#### DESCRIPTION OF THE TASK
Revise the lines below so that "Comfortable indoor conditions" takes the place of "Comfortable indoor temperatures" wherever it occurs, and keep everything else the same.
>> Begin ENTRIES
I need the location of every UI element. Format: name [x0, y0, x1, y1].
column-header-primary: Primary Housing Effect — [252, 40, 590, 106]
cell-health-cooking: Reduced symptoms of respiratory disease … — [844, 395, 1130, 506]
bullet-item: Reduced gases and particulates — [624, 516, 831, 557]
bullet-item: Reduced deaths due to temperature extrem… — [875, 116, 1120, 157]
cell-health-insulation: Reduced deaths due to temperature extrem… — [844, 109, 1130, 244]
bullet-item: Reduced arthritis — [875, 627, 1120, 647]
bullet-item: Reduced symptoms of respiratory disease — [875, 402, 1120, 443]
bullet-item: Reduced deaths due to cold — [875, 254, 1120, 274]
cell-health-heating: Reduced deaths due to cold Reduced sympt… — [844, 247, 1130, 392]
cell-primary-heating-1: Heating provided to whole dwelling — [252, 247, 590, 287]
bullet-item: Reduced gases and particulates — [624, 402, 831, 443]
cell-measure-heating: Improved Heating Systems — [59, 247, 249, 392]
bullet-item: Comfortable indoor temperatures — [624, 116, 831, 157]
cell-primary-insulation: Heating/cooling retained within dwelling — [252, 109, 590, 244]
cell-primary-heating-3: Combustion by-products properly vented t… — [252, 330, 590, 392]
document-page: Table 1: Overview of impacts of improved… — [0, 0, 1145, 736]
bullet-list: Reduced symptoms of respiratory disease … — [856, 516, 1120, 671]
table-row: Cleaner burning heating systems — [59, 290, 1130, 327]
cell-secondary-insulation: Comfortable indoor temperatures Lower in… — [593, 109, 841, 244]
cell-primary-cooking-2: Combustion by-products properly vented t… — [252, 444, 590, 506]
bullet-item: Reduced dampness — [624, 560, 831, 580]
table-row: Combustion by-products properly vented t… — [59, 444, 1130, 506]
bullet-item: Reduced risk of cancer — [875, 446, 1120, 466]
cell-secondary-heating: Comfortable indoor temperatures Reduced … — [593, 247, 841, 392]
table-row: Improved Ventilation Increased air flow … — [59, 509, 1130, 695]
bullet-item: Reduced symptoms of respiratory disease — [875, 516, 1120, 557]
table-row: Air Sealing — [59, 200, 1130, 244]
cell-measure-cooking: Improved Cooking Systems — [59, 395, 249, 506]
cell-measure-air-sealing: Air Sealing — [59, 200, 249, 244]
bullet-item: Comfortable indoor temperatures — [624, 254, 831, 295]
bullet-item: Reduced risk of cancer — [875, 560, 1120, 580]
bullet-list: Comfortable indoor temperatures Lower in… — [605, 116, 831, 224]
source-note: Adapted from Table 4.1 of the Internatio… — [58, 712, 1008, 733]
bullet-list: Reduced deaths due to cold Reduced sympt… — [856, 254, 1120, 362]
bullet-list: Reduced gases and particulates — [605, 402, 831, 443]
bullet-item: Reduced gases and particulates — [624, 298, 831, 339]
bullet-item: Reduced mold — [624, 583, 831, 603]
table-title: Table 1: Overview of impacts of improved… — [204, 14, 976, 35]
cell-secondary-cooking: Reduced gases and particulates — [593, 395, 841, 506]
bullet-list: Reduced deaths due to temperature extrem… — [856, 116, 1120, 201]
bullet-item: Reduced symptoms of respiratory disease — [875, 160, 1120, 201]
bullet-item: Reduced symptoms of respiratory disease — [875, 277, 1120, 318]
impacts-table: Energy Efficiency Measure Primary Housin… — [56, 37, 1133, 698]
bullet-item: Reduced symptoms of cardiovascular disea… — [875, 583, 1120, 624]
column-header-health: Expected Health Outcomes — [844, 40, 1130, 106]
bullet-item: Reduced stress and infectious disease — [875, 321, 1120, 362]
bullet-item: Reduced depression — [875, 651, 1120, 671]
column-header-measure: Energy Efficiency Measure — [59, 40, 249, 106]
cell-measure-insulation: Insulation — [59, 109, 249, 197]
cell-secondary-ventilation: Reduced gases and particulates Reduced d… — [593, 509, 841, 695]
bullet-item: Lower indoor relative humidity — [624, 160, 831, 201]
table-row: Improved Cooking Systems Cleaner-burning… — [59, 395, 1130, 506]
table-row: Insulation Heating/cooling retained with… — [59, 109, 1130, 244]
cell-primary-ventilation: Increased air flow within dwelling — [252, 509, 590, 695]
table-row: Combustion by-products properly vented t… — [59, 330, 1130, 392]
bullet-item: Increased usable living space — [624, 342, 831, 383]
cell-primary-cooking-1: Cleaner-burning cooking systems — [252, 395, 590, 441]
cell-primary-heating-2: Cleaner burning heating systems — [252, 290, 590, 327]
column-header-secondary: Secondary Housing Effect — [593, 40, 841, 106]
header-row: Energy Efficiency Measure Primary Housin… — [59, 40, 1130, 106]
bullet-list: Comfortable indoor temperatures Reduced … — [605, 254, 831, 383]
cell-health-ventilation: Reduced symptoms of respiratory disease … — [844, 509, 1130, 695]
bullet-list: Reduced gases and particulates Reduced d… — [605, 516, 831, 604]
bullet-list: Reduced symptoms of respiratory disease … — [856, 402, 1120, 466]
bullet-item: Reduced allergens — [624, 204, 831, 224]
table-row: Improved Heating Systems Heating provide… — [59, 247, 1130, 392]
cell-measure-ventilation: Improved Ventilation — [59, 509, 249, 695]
>> End ENTRIES
#### COMPLETED EXERCISE
I need the location of every UI element. Format: name [x0, y0, x1, y1].
column-header-primary: Primary Housing Effect — [252, 40, 590, 106]
cell-health-cooking: Reduced symptoms of respiratory disease … — [844, 395, 1130, 506]
bullet-item: Reduced gases and particulates — [624, 516, 831, 557]
bullet-item: Reduced deaths due to temperature extrem… — [875, 116, 1120, 157]
cell-health-insulation: Reduced deaths due to temperature extrem… — [844, 109, 1130, 244]
bullet-item: Reduced arthritis — [875, 627, 1120, 647]
bullet-item: Reduced symptoms of respiratory disease — [875, 402, 1120, 443]
bullet-item: Reduced deaths due to cold — [875, 254, 1120, 274]
cell-health-heating: Reduced deaths due to cold Reduced sympt… — [844, 247, 1130, 392]
cell-primary-heating-1: Heating provided to whole dwelling — [252, 247, 590, 287]
bullet-item: Reduced gases and particulates — [624, 402, 831, 443]
cell-measure-heating: Improved Heating Systems — [59, 247, 249, 392]
bullet-item: Comfortable indoor conditions — [624, 116, 831, 157]
cell-primary-insulation: Heating/cooling retained within dwelling — [252, 109, 590, 244]
cell-primary-heating-3: Combustion by-products properly vented t… — [252, 330, 590, 392]
document-page: Table 1: Overview of impacts of improved… — [0, 0, 1145, 736]
bullet-list: Reduced symptoms of respiratory disease … — [856, 516, 1120, 671]
table-row: Cleaner burning heating systems — [59, 290, 1130, 327]
cell-secondary-insulation: Comfortable indoor conditions Lower in… — [593, 109, 841, 244]
cell-primary-cooking-2: Combustion by-products properly vented t… — [252, 444, 590, 506]
bullet-item: Reduced dampness — [624, 560, 831, 580]
table-row: Combustion by-products properly vented t… — [59, 444, 1130, 506]
bullet-item: Reduced risk of cancer — [875, 446, 1120, 466]
cell-secondary-heating: Comfortable indoor conditions Reduced … — [593, 247, 841, 392]
table-row: Improved Ventilation Increased air flow … — [59, 509, 1130, 695]
bullet-item: Reduced symptoms of respiratory disease — [875, 516, 1120, 557]
table-row: Air Sealing — [59, 200, 1130, 244]
cell-measure-cooking: Improved Cooking Systems — [59, 395, 249, 506]
cell-measure-air-sealing: Air Sealing — [59, 200, 249, 244]
bullet-item: Comfortable indoor conditions — [624, 254, 831, 295]
bullet-item: Reduced risk of cancer — [875, 560, 1120, 580]
bullet-list: Comfortable indoor conditions Lower in… — [605, 116, 831, 224]
source-note: Adapted from Table 4.1 of the Internatio… — [58, 712, 1008, 733]
bullet-list: Reduced deaths due to cold Reduced sympt… — [856, 254, 1120, 362]
bullet-list: Reduced gases and particulates — [605, 402, 831, 443]
bullet-item: Reduced gases and particulates — [624, 298, 831, 339]
bullet-item: Reduced mold — [624, 583, 831, 603]
table-title: Table 1: Overview of impacts of improved… — [204, 14, 976, 35]
cell-secondary-cooking: Reduced gases and particulates — [593, 395, 841, 506]
bullet-list: Reduced deaths due to temperature extrem… — [856, 116, 1120, 201]
bullet-item: Reduced symptoms of respiratory disease — [875, 160, 1120, 201]
bullet-item: Reduced symptoms of respiratory disease — [875, 277, 1120, 318]
impacts-table: Energy Efficiency Measure Primary Housin… — [56, 37, 1133, 698]
bullet-item: Reduced symptoms of cardiovascular disea… — [875, 583, 1120, 624]
column-header-health: Expected Health Outcomes — [844, 40, 1130, 106]
bullet-item: Reduced stress and infectious disease — [875, 321, 1120, 362]
bullet-item: Reduced depression — [875, 651, 1120, 671]
column-header-measure: Energy Efficiency Measure — [59, 40, 249, 106]
cell-measure-insulation: Insulation — [59, 109, 249, 197]
cell-secondary-ventilation: Reduced gases and particulates Reduced d… — [593, 509, 841, 695]
bullet-item: Lower indoor relative humidity — [624, 160, 831, 201]
table-row: Improved Cooking Systems Cleaner-burning… — [59, 395, 1130, 506]
table-row: Insulation Heating/cooling retained with… — [59, 109, 1130, 244]
cell-primary-ventilation: Increased air flow within dwelling — [252, 509, 590, 695]
table-row: Combustion by-products properly vented t… — [59, 330, 1130, 392]
bullet-item: Increased usable living space — [624, 342, 831, 383]
cell-primary-cooking-1: Cleaner-burning cooking systems — [252, 395, 590, 441]
cell-primary-heating-2: Cleaner burning heating systems — [252, 290, 590, 327]
column-header-secondary: Secondary Housing Effect — [593, 40, 841, 106]
header-row: Energy Efficiency Measure Primary Housin… — [59, 40, 1130, 106]
bullet-list: Comfortable indoor conditions Reduced … — [605, 254, 831, 383]
cell-health-ventilation: Reduced symptoms of respiratory disease … — [844, 509, 1130, 695]
bullet-list: Reduced gases and particulates Reduced d… — [605, 516, 831, 604]
bullet-list: Reduced symptoms of respiratory disease … — [856, 402, 1120, 466]
bullet-item: Reduced allergens — [624, 204, 831, 224]
table-row: Improved Heating Systems Heating provide… — [59, 247, 1130, 392]
cell-measure-ventilation: Improved Ventilation — [59, 509, 249, 695]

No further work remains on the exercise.